* _Passage to read_:

-- Start --

Compiler is a from-scratch CPU simulator paired with a simple assembler that can translate custom assembly language into binary code.
This project was originally started as a Java implementation to learn the basics of CPU simulation and assembly.
That version has now been archived and preserved in the java-archive tag.
The active development is now focused on the Rust port, due to its closer alignment with systems programming concepts.
Note: You’ll need Rust installed to run these Rust-based tools.
- The CPU executes basic instructions like data movement, arithmetic, conditional jumps, input/output, and halting.
- The assembler converts human-readable assembly into a
.binfile, which the CPU can then run.
This project is being built to learn system software and understand how CPUs work at a low level.
- Quick Start
- Components
- How It Works
- Examples
- Verification
- Current Limitations
- Future Improvements
- Motivation
You have two options to run the tool:
You can download the latest pre-compiled executables for Windows, macOS, and Linux from the Latest Release page.
Just download the .zip archive for your operating system, unzip the file, and you're ready to go!
Example assembly codes are present in the repository in the examples folder.
-
Clone the repository:
git clone https://github.com/Varun-Chakraborty/compiler -
Navigate to the project directory:
cd compiler -
Here you can optionally build the project in release mode if you want to run the binaries or can just use cargo run as described in point 4.

-- End --

* _Requirements_:
- a) In the CPU simulator README, which tag preserves the archived Java version of the project?
- b) Reproduce the CPU simulator README from "This project is" up to and including "ready to go!".
The records that follow come from a different source than the CPU simulator README.

* _Records_:
-- Start --

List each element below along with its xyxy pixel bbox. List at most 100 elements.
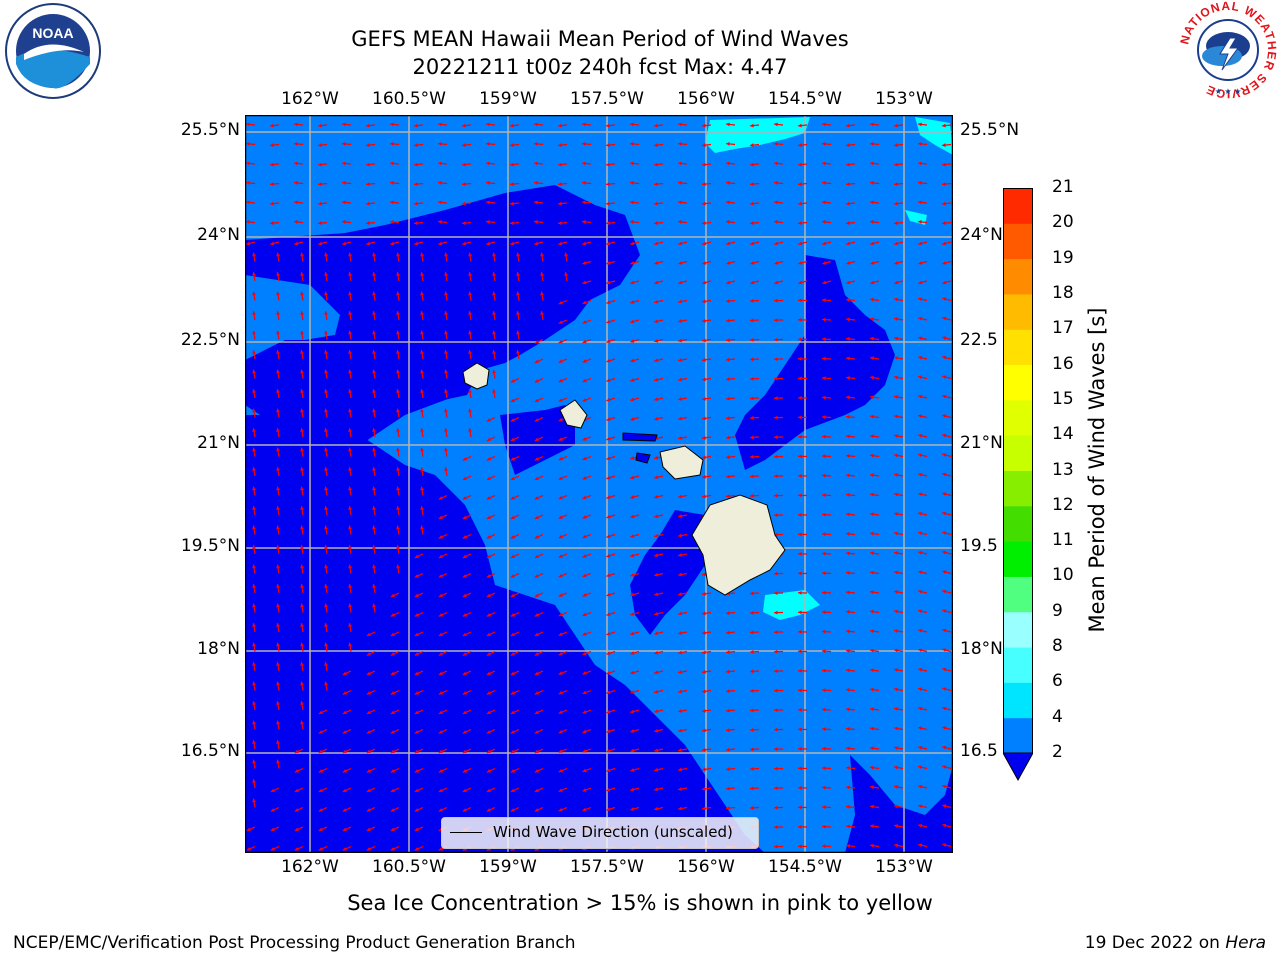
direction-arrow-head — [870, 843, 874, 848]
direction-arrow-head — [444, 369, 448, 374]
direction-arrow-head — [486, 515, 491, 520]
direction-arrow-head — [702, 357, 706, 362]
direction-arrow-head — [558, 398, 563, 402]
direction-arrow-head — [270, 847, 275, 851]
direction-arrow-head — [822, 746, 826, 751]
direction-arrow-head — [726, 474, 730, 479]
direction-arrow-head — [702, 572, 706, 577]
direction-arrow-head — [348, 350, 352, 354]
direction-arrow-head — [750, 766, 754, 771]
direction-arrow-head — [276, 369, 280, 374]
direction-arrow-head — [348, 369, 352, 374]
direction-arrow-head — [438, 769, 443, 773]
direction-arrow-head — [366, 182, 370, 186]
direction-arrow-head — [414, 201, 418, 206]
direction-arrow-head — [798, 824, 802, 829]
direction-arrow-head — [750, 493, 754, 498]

-- End --

* _Responses by task_:
- a) The java-archive tag.

- b)
This project is being built to learn system software and understand how CPUs work at a low level.
- Quick Start
- Components
- How It Works
- Examples
- Verification
- Current Limitations
- Future Improvements
- Motivation
You have two options to run the tool:
You can download the latest pre-compiled executables for Windows, macOS, and Linux from the Latest Release page.
Just download the .zip archive for your operating system, unzip the file, and you're ready to go!